Stored records
---+---

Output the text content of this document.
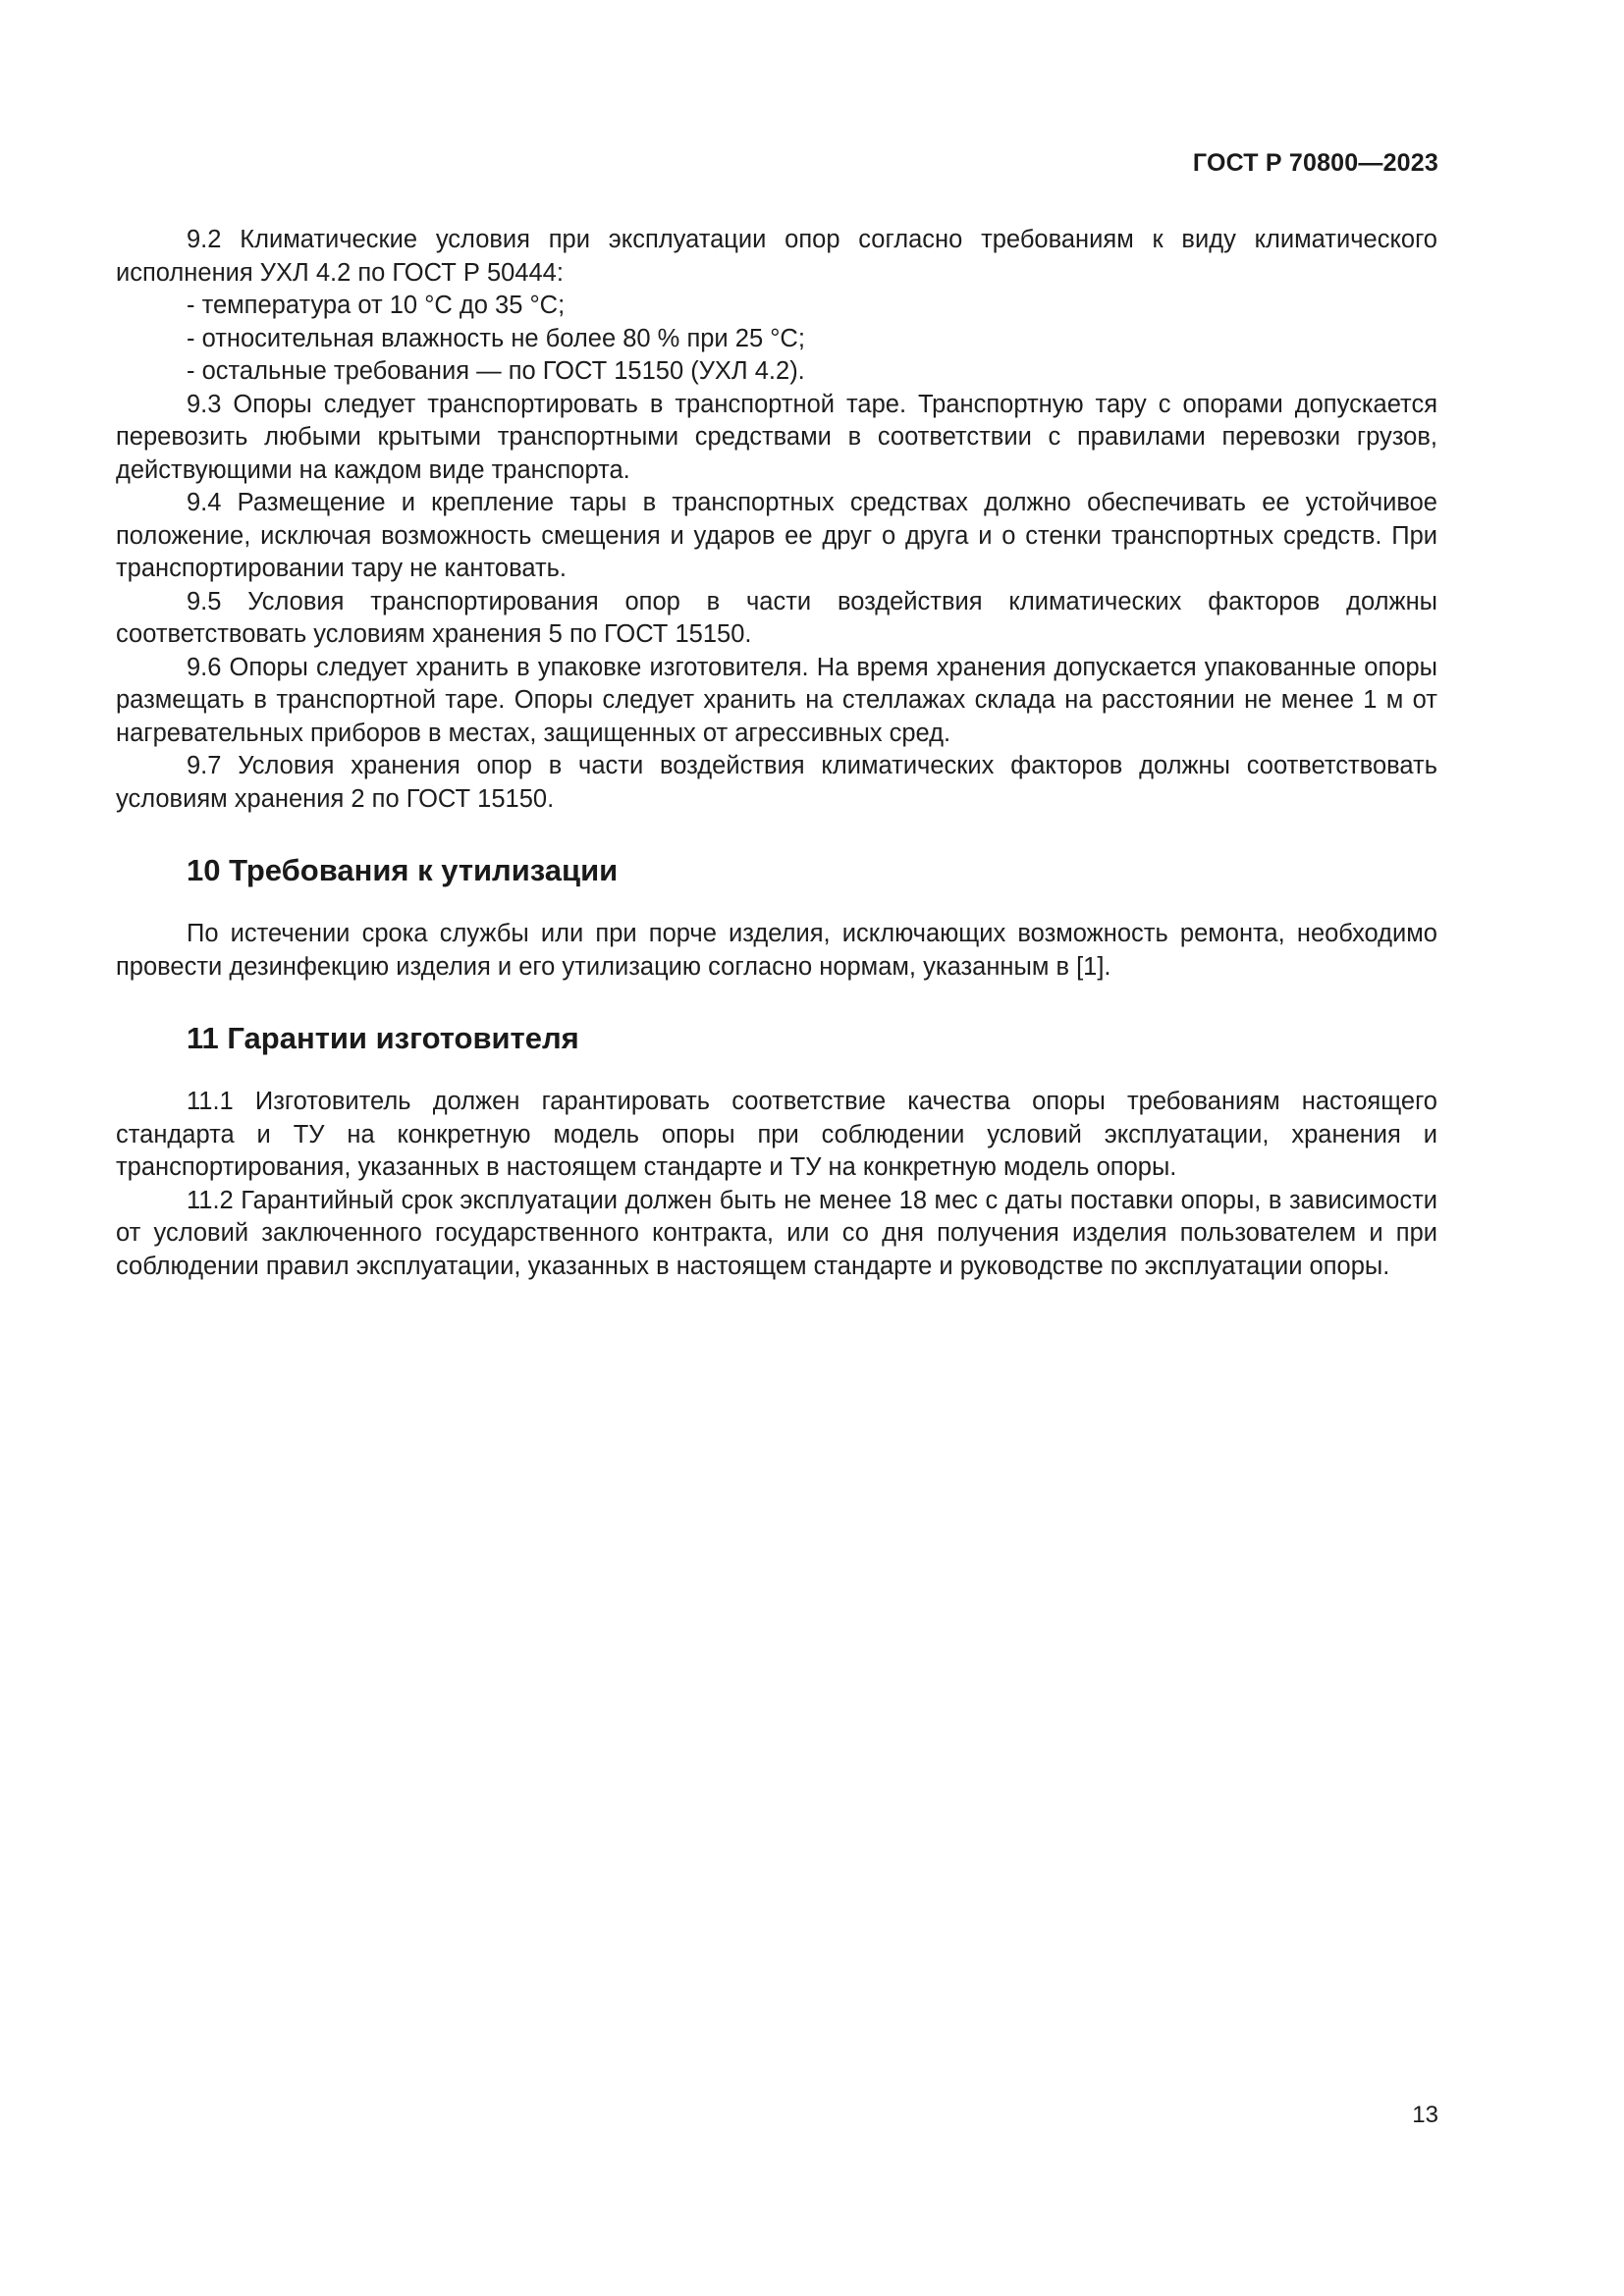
ГОСТ Р 70800—2023

9.2 Климатические условия при эксплуатации опор согласно требованиям к виду климатического исполнения УХЛ 4.2 по ГОСТ Р 50444:

- температура от 10 °С до 35 °С;

- относительная влажность не более 80 % при 25 °С;

- остальные требования — по ГОСТ 15150 (УХЛ 4.2).

9.3 Опоры следует транспортировать в транспортной таре. Транспортную тару с опорами допускается перевозить любыми крытыми транспортными средствами в соответствии с правилами перевозки грузов, действующими на каждом виде транспорта.

9.4 Размещение и крепление тары в транспортных средствах должно обеспечивать ее устойчивое положение, исключая возможность смещения и ударов ее друг о друга и о стенки транспортных средств. При транспортировании тару не кантовать.

9.5 Условия транспортирования опор в части воздействия климатических факторов должны соответствовать условиям хранения 5 по ГОСТ 15150.

9.6 Опоры следует хранить в упаковке изготовителя. На время хранения допускается упакованные опоры размещать в транспортной таре. Опоры следует хранить на стеллажах склада на расстоянии не менее 1 м от нагревательных приборов в местах, защищенных от агрессивных сред.

9.7 Условия хранения опор в части воздействия климатических факторов должны соответствовать условиям хранения 2 по ГОСТ 15150.

10 Требования к утилизации

По истечении срока службы или при порче изделия, исключающих возможность ремонта, необходимо провести дезинфекцию изделия и его утилизацию согласно нормам, указанным в [1].

11 Гарантии изготовителя

11.1 Изготовитель должен гарантировать соответствие качества опоры требованиям настоящего стандарта и ТУ на конкретную модель опоры при соблюдении условий эксплуатации, хранения и транспортирования, указанных в настоящем стандарте и ТУ на конкретную модель опоры.

11.2 Гарантийный срок эксплуатации должен быть не менее 18 мес с даты поставки опоры, в зависимости от условий заключенного государственного контракта, или со дня получения изделия пользователем и при соблюдении правил эксплуатации, указанных в настоящем стандарте и руководстве по эксплуатации опоры.

13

---+---

Aim of the task
Show every line in the records above that contains the word "транспортной".

Task result
9.3 Опоры следует транспортировать в транспортной таре. Транспортную тару с опорами допускается перевозить любыми крытыми транспортными средствами в соответствии с правилами перевозки грузов, действующими на каждом виде транспорта.
9.6 Опоры следует хранить в упаковке изготовителя. На время хранения допускается упакованные опоры размещать в транспортной таре. Опоры следует хранить на стеллажах склада на расстоянии не менее 1 м от нагревательных приборов в местах, защищенных от агрессивных сред.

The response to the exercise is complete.